* _What the task requires_: Search the material below for the word "text". Copy every line that has it.

* _Records to use_:
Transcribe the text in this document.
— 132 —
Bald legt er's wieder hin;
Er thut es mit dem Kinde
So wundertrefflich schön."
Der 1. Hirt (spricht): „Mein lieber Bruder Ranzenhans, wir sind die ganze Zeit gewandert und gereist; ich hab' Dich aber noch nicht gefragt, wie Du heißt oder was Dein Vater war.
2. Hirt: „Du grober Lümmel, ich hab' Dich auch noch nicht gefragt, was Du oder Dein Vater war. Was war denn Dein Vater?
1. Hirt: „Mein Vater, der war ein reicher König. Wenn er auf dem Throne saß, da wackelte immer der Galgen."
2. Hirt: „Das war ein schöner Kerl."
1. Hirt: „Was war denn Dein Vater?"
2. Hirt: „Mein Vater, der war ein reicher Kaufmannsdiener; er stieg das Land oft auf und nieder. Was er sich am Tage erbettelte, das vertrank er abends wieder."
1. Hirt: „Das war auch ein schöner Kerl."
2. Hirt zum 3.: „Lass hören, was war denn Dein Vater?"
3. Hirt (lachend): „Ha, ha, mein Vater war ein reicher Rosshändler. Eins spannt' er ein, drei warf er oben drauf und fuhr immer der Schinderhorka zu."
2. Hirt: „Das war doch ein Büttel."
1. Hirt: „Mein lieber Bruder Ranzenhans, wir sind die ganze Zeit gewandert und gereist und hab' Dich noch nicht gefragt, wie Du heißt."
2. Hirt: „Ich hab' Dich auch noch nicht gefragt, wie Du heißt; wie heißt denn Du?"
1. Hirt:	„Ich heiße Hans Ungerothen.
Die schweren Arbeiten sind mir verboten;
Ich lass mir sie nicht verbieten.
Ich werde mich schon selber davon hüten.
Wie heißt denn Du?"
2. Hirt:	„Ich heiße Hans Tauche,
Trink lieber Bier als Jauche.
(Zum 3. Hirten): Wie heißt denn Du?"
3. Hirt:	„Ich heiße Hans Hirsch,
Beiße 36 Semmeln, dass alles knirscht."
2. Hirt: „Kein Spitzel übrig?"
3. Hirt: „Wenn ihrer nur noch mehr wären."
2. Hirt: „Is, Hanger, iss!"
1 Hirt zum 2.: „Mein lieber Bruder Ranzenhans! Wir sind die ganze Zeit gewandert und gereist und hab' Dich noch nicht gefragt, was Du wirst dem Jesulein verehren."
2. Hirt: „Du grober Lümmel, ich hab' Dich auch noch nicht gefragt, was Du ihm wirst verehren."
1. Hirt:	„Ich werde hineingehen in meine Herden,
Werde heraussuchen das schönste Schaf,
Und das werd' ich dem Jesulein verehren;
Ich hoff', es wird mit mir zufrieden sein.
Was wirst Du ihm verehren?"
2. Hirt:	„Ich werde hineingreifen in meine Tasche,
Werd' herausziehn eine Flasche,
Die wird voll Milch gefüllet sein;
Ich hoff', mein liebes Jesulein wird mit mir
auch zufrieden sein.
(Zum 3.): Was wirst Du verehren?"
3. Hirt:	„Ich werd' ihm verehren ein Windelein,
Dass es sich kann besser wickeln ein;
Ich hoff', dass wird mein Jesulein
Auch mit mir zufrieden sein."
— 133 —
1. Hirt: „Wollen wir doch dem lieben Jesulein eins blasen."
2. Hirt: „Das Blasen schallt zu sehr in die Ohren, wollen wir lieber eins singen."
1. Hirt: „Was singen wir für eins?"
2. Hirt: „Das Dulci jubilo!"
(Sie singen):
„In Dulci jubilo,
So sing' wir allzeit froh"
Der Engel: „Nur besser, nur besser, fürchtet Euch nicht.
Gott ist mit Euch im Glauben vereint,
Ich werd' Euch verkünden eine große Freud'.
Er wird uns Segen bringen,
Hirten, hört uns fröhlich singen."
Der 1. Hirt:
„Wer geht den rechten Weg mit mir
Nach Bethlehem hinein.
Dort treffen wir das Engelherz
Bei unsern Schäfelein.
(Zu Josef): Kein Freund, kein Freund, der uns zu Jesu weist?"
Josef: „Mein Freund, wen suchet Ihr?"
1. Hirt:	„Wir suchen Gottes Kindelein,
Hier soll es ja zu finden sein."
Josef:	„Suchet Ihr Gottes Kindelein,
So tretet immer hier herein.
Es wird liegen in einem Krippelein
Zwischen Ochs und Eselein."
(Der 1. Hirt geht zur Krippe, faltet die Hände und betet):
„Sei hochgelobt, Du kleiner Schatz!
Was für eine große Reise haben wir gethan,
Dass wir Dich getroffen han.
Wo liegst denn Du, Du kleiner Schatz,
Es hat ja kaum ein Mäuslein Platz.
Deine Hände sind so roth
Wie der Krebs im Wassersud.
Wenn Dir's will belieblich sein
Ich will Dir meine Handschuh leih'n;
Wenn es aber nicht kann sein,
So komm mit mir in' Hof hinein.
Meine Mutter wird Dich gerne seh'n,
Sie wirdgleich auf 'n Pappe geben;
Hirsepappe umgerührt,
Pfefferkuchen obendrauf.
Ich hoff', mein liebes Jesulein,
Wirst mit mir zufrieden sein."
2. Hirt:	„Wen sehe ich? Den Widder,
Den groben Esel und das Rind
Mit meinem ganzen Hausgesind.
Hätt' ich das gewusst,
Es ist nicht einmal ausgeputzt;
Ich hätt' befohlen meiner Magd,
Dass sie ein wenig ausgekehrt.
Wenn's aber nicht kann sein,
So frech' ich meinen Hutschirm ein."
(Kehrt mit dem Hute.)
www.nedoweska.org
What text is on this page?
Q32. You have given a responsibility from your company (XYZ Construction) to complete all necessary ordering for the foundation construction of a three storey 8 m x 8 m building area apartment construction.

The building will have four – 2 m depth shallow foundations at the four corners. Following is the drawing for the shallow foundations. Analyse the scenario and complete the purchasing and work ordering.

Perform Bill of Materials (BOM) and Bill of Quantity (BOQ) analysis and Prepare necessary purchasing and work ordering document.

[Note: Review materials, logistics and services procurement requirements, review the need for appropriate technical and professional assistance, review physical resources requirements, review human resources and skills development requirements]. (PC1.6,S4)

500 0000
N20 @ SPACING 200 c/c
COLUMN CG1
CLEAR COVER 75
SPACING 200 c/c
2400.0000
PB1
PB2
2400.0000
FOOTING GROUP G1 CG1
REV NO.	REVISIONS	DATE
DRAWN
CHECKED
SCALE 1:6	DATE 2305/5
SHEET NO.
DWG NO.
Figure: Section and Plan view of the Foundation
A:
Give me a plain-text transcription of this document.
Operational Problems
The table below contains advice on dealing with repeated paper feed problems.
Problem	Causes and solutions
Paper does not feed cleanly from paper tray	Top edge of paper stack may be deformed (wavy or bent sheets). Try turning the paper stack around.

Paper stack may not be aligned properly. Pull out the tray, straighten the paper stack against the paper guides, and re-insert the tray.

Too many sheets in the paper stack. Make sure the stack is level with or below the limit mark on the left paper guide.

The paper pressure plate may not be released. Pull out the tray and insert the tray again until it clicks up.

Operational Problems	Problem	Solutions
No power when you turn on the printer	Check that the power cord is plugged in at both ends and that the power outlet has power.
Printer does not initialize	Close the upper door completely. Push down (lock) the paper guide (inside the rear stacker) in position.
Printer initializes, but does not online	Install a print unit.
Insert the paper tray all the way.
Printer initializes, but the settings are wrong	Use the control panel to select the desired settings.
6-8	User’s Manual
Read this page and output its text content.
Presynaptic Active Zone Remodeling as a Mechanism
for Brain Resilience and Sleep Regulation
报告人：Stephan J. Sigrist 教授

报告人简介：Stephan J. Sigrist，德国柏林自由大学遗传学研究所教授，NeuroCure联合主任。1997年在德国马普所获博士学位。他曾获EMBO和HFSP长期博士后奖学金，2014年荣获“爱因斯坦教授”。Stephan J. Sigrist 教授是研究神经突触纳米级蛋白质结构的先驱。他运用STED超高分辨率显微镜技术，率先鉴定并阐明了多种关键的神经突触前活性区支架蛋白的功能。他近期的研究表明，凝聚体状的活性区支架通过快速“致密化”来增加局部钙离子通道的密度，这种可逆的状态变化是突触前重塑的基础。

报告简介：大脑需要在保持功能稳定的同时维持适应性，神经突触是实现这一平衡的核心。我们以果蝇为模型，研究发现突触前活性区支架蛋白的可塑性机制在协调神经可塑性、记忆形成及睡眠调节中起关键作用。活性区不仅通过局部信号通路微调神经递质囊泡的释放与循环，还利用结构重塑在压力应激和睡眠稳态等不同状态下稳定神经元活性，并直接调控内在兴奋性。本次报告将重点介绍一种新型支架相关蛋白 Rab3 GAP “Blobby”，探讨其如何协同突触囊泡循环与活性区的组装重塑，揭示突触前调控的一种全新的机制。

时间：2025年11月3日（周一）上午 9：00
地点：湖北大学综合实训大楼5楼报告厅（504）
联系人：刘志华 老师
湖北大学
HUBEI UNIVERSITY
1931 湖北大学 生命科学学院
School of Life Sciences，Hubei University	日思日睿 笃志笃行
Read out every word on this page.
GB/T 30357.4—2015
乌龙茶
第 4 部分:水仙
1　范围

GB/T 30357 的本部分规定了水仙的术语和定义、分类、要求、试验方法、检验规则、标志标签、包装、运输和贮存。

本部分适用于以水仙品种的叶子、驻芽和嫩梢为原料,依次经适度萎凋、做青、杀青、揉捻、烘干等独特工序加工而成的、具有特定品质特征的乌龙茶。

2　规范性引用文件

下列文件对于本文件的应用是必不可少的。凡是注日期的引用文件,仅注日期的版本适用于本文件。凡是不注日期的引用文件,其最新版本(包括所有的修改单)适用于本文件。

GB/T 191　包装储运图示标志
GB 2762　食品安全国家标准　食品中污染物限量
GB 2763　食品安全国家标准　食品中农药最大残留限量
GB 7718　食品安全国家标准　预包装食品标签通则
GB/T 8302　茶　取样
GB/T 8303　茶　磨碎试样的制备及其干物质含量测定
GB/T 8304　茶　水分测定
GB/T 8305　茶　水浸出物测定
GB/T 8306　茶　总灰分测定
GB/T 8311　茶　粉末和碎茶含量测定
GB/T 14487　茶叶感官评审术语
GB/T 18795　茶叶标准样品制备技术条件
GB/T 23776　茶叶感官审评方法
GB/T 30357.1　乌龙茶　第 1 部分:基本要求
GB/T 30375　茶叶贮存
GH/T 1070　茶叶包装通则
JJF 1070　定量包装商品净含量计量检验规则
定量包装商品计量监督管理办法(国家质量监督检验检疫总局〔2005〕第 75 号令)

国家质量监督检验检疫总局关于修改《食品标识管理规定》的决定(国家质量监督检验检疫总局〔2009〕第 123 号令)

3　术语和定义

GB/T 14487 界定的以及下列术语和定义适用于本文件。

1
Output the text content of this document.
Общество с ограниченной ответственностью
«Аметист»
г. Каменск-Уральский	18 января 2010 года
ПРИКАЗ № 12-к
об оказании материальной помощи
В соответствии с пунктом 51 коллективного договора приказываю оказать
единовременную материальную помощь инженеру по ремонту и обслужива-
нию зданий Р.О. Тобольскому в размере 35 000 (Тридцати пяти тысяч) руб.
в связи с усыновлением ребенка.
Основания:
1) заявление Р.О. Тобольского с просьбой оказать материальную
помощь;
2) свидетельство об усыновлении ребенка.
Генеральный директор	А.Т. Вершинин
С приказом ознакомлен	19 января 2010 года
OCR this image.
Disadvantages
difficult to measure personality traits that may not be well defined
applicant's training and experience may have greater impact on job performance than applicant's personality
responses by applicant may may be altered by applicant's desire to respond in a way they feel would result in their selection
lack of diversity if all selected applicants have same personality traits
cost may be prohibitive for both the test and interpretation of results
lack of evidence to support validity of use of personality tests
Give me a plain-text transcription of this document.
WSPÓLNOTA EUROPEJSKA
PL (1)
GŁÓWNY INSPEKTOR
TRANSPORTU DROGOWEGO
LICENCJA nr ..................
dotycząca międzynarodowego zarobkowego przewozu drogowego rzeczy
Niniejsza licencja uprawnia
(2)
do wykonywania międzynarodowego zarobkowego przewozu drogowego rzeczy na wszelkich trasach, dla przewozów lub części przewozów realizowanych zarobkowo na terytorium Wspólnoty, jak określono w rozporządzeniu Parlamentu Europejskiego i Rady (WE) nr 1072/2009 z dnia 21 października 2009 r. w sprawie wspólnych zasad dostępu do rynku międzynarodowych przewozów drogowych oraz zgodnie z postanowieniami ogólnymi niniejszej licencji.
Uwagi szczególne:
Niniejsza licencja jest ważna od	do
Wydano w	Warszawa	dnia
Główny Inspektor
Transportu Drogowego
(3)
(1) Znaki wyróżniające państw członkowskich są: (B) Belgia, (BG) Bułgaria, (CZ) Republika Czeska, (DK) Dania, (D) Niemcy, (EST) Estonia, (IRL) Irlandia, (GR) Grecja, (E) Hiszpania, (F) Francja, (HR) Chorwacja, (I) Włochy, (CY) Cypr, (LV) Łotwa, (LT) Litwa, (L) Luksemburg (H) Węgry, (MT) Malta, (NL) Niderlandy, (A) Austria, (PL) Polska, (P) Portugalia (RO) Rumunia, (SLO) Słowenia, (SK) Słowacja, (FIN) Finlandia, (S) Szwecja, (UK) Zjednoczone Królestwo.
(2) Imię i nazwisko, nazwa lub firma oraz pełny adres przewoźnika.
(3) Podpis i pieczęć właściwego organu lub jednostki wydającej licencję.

* _Answer to the exercise_:
Transcribe the text in this document.
What text is on this page?
Give me a plain-text transcription of this document.
Read this page and output its text content.
Output the text content of this document.
Give me a plain-text transcription of this document.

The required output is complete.